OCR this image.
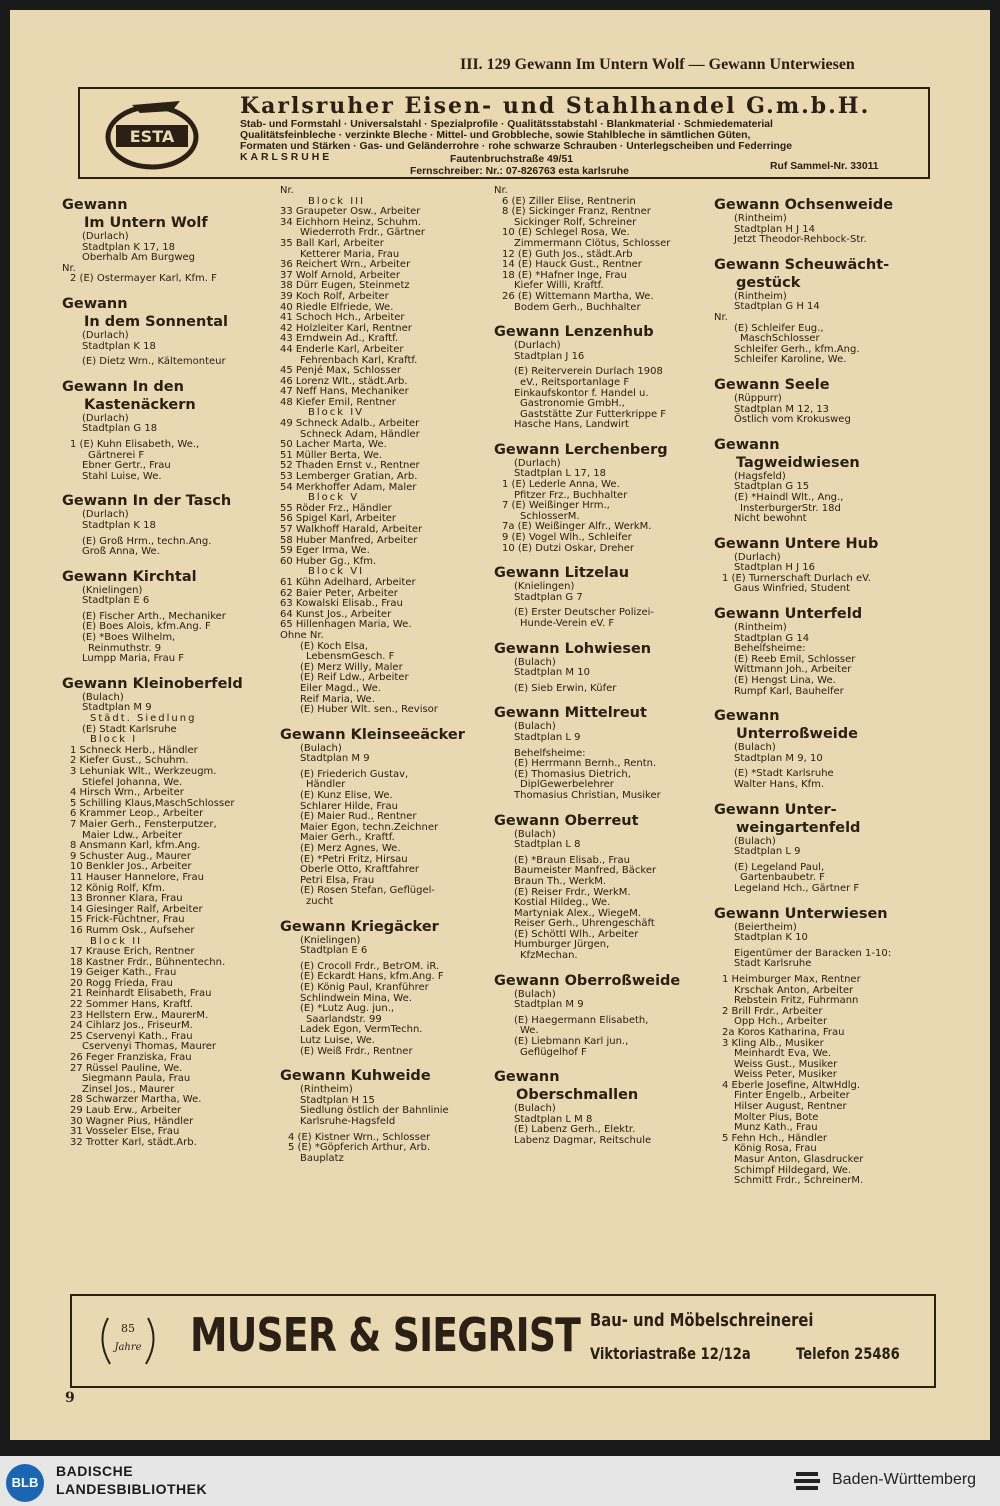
III. 129 Gewann Im Untern Wolf — Gewann Unterwiesen
ESTA
Karlsruher Eisen- und Stahlhandel G.m.b.H.
Stab- und Formstahl · Universalstahl · Spezialprofile · Qualitätsstabstahl · Blankmaterial · Schmiedematerial
Qualitätsfeinbleche · verzinkte Bleche · Mittel- und Grobbleche, sowie Stahlbleche in sämtlichen Güten,
Formaten und Stärken · Gas- und Geländerrohre · rohe schwarze Schrauben · Unterlegscheiben und Federringe
KARLSRUHE	Fautenbruchstraße 49/51
Ruf Sammel-Nr. 33011
Fernschreiber: Nr.: 07-826763 esta karlsruhe
Gewann
Im Untern Wolf
(Durlach)
Stadtplan K 17, 18
Oberhalb Am Burgweg
Nr.
2 (E) Ostermayer Karl, Kfm. F
Gewann
In dem Sonnental
(Durlach)
Stadtplan K 18
(E) Dietz Wrn., Kältemonteur
Gewann In den
Kastenäckern
(Durlach)
Stadtplan G 18
1 (E) Kuhn Elisabeth, We.,
Gärtnerei F
Ebner Gertr., Frau
Stahl Luise, We.
Gewann In der Tasch
(Durlach)
Stadtplan K 18
(E) Groß Hrm., techn.Ang.
Groß Anna, We.
Gewann Kirchtal
(Knielingen)
Stadtplan E 6
(E) Fischer Arth., Mechaniker
(E) Boes Alois, kfm.Ang. F
(E) *Boes Wilhelm,
Reinmuthstr. 9
Lumpp Maria, Frau F
Gewann Kleinoberfeld
(Bulach)
Stadtplan M 9
Städt. Siedlung
(E) Stadt Karlsruhe
Block I
1 Schneck Herb., Händler
2 Kiefer Gust., Schuhm.
3 Lehuniak Wlt., Werkzeugm.
Stiefel Johanna, We.
4 Hirsch Wrn., Arbeiter
5 Schilling Klaus,MaschSchlosser
6 Krammer Leop., Arbeiter
7 Maier Gerh., Fensterputzer,
Maier Ldw., Arbeiter
8 Ansmann Karl, kfm.Ang.
9 Schuster Aug., Maurer
10 Benkler Jos., Arbeiter
11 Hauser Hannelore, Frau
12 König Rolf, Kfm.
13 Bronner Klara, Frau
14 Giesinger Ralf, Arbeiter
15 Frick-Füchtner, Frau
16 Rumm Osk., Aufseher
Block II
17 Krause Erich, Rentner
18 Kastner Frdr., Bühnentechn.
19 Geiger Kath., Frau
20 Rogg Frieda, Frau
21 Reinhardt Elisabeth, Frau
22 Sommer Hans, Kraftf.
23 Hellstern Erw., MaurerM.
24 Cihlarz Jos., FriseurM.
25 Cservenyi Kath., Frau
Cservenyi Thomas, Maurer
26 Feger Franziska, Frau
27 Rüssel Pauline, We.
Siegmann Paula, Frau
Zinsel Jos., Maurer
28 Schwarzer Martha, We.
29 Laub Erw., Arbeiter
30 Wagner Pius, Händler
31 Vosseler Else, Frau
32 Trotter Karl, städt.Arb.
Nr.
Block III
33 Graupeter Osw., Arbeiter
34 Eichhorn Heinz, Schuhm.
Wiederroth Frdr., Gärtner
35 Ball Karl, Arbeiter
Ketterer Maria, Frau
36 Reichert Wrn., Arbeiter
37 Wolf Arnold, Arbeiter
38 Dürr Eugen, Steinmetz
39 Koch Rolf, Arbeiter
40 Riedle Elfriede, We.
41 Schoch Hch., Arbeiter
42 Holzleiter Karl, Rentner
43 Erndwein Ad., Kraftf.
44 Enderle Karl, Arbeiter
Fehrenbach Karl, Kraftf.
45 Penjé Max, Schlosser
46 Lorenz Wlt., städt.Arb.
47 Neff Hans, Mechaniker
48 Kiefer Emil, Rentner
Block IV
49 Schneck Adalb., Arbeiter
Schneck Adam, Händler
50 Lacher Marta, We.
51 Müller Berta, We.
52 Thaden Ernst v., Rentner
53 Lemberger Gratian, Arb.
54 Merkhoffer Adam, Maler
Block V
55 Röder Frz., Händler
56 Spigel Karl, Arbeiter
57 Walkhoff Harald, Arbeiter
58 Huber Manfred, Arbeiter
59 Eger Irma, We.
60 Huber Gg., Kfm.
Block VI
61 Kühn Adelhard, Arbeiter
62 Baier Peter, Arbeiter
63 Kowalski Elisab., Frau
64 Kunst Jos., Arbeiter
65 Hillenhagen Maria, We.
Ohne Nr.
(E) Koch Elsa,
LebensmGesch. F
(E) Merz Willy, Maler
(E) Reif Ldw., Arbeiter
Eiler Magd., We.
Reif Maria, We.
(E) Huber Wlt. sen., Revisor
Gewann Kleinseeäcker
(Bulach)
Stadtplan M 9
(E) Friederich Gustav,
Händler
(E) Kunz Elise, We.
Schlarer Hilde, Frau
(E) Maier Rud., Rentner
Maier Egon, techn.Zeichner
Maier Gerh., Kraftf.
(E) Merz Agnes, We.
(E) *Petri Fritz, Hirsau
Oberle Otto, Kraftfahrer
Petri Elsa, Frau
(E) Rosen Stefan, Geflügel-
zucht
Gewann Kriegäcker
(Knielingen)
Stadtplan E 6
(E) Crocoll Frdr., BetrOM. iR.
(E) Eckardt Hans, kfm.Ang. F
(E) König Paul, Kranführer
Schlindwein Mina, We.
(E) *Lutz Aug. jun.,
Saarlandstr. 99
Ladek Egon, VermTechn.
Lutz Luise, We.
(E) Weiß Frdr., Rentner
Gewann Kuhweide
(Rintheim)
Stadtplan H 15
Siedlung östlich der Bahnlinie
Karlsruhe-Hagsfeld
4 (E) Kistner Wrn., Schlosser
5 (E) *Göpferich Arthur, Arb.
Bauplatz
Nr.
6 (E) Ziller Elise, Rentnerin
8 (E) Sickinger Franz, Rentner
Sickinger Rolf, Schreiner
10 (E) Schlegel Rosa, We.
Zimmermann Clötus, Schlosser
12 (E) Guth Jos., städt.Arb
14 (E) Hauck Gust., Rentner
18 (E) *Hafner Inge, Frau
Kiefer Willi, Kraftf.
26 (E) Wittemann Martha, We.
Bodem Gerh., Buchhalter
Gewann Lenzenhub
(Durlach)
Stadtplan J 16
(E) Reiterverein Durlach 1908
eV., Reitsportanlage F
Einkaufskontor f. Handel u.
Gastronomie GmbH.,
Gaststätte Zur Futterkrippe F
Hasche Hans, Landwirt
Gewann Lerchenberg
(Durlach)
Stadtplan L 17, 18
1 (E) Lederle Anna, We.
Pfitzer Frz., Buchhalter
7 (E) Weißinger Hrm.,
SchlosserM.
7a (E) Weißinger Alfr., WerkM.
9 (E) Vogel Wlh., Schleifer
10 (E) Dutzi Oskar, Dreher
Gewann Litzelau
(Knielingen)
Stadtplan G 7
(E) Erster Deutscher Polizei-
Hunde-Verein eV. F
Gewann Lohwiesen
(Bulach)
Stadtplan M 10
(E) Sieb Erwin, Küfer
Gewann Mittelreut
(Bulach)
Stadtplan L 9
Behelfsheime:
(E) Herrmann Bernh., Rentn.
(E) Thomasius Dietrich,
DiplGewerbelehrer
Thomasius Christian, Musiker
Gewann Oberreut
(Bulach)
Stadtplan L 8
(E) *Braun Elisab., Frau
Baumeister Manfred, Bäcker
Braun Th., WerkM.
(E) Reiser Frdr., WerkM.
Kostial Hildeg., We.
Martyniak Alex., WiegeM.
Reiser Gerh., Uhrengeschäft
(E) Schöttl Wlh., Arbeiter
Humburger Jürgen,
KfzMechan.
Gewann Oberroßweide
(Bulach)
Stadtplan M 9
(E) Haegermann Elisabeth,
We.
(E) Liebmann Karl jun.,
Geflügelhof F
Gewann
Oberschmallen
(Bulach)
Stadtplan L M 8
(E) Labenz Gerh., Elektr.
Labenz Dagmar, Reitschule
Gewann Ochsenweide
(Rintheim)
Stadtplan H J 14
Jetzt Theodor-Rehbock-Str.
Gewann Scheuwächt-
gestück
(Rintheim)
Stadtplan G H 14
Nr.
(E) Schleifer Eug.,
MaschSchlosser
Schleifer Gerh., kfm.Ang.
Schleifer Karoline, We.
Gewann Seele
(Rüppurr)
Stadtplan M 12, 13
Östlich vom Krokusweg
Gewann
Tagweidwiesen
(Hagsfeld)
Stadtplan G 15
(E) *Haindl Wlt., Ang.,
InsterburgerStr. 18d
Nicht bewohnt
Gewann Untere Hub
(Durlach)
Stadtplan H J 16
1 (E) Turnerschaft Durlach eV.
Gaus Winfried, Student
Gewann Unterfeld
(Rintheim)
Stadtplan G 14
Behelfsheime:
(E) Reeb Emil, Schlosser
Wittmann Joh., Arbeiter
(E) Hengst Lina, We.
Rumpf Karl, Bauhelfer
Gewann
Unterroßweide
(Bulach)
Stadtplan M 9, 10
(E) *Stadt Karlsruhe
Walter Hans, Kfm.
Gewann Unter-
weingartenfeld
(Bulach)
Stadtplan L 9
(E) Legeland Paul,
Gartenbaubetr. F
Legeland Hch., Gärtner F
Gewann Unterwiesen
(Beiertheim)
Stadtplan K 10
Eigentümer der Baracken 1-10:
Stadt Karlsruhe
1 Heimburger Max, Rentner
Krschak Anton, Arbeiter
Rebstein Fritz, Fuhrmann
2 Brill Frdr., Arbeiter
Opp Hch., Arbeiter
2a Koros Katharina, Frau
3 Kling Alb., Musiker
Meinhardt Eva, We.
Weiss Gust., Musiker
Weiss Peter, Musiker
4 Eberle Josefine, AltwHdlg.
Finter Engelb., Arbeiter
Hilser August, Rentner
Molter Pius, Bote
Munz Kath., Frau
5 Fehn Hch., Händler
König Rosa, Frau
Masur Anton, Glasdrucker
Schimpf Hildegard, We.
Schmitt Frdr., SchreinerM.
85
Jahre MUSER & SIEGRIST Bau- und Möbelschreinerei
Viktoriastraße 12/12a	Telefon 25486
9
BLB
BADISCHE
LANDESBIBLIOTHEK
Baden-Württemberg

### Required task:
Find all lines with "WerkM" in them and copy each one.

### Solution to this problem:
7a (E) Weißinger Alfr., WerkM.
Braun Th., WerkM.
(E) Reiser Frdr., WerkM.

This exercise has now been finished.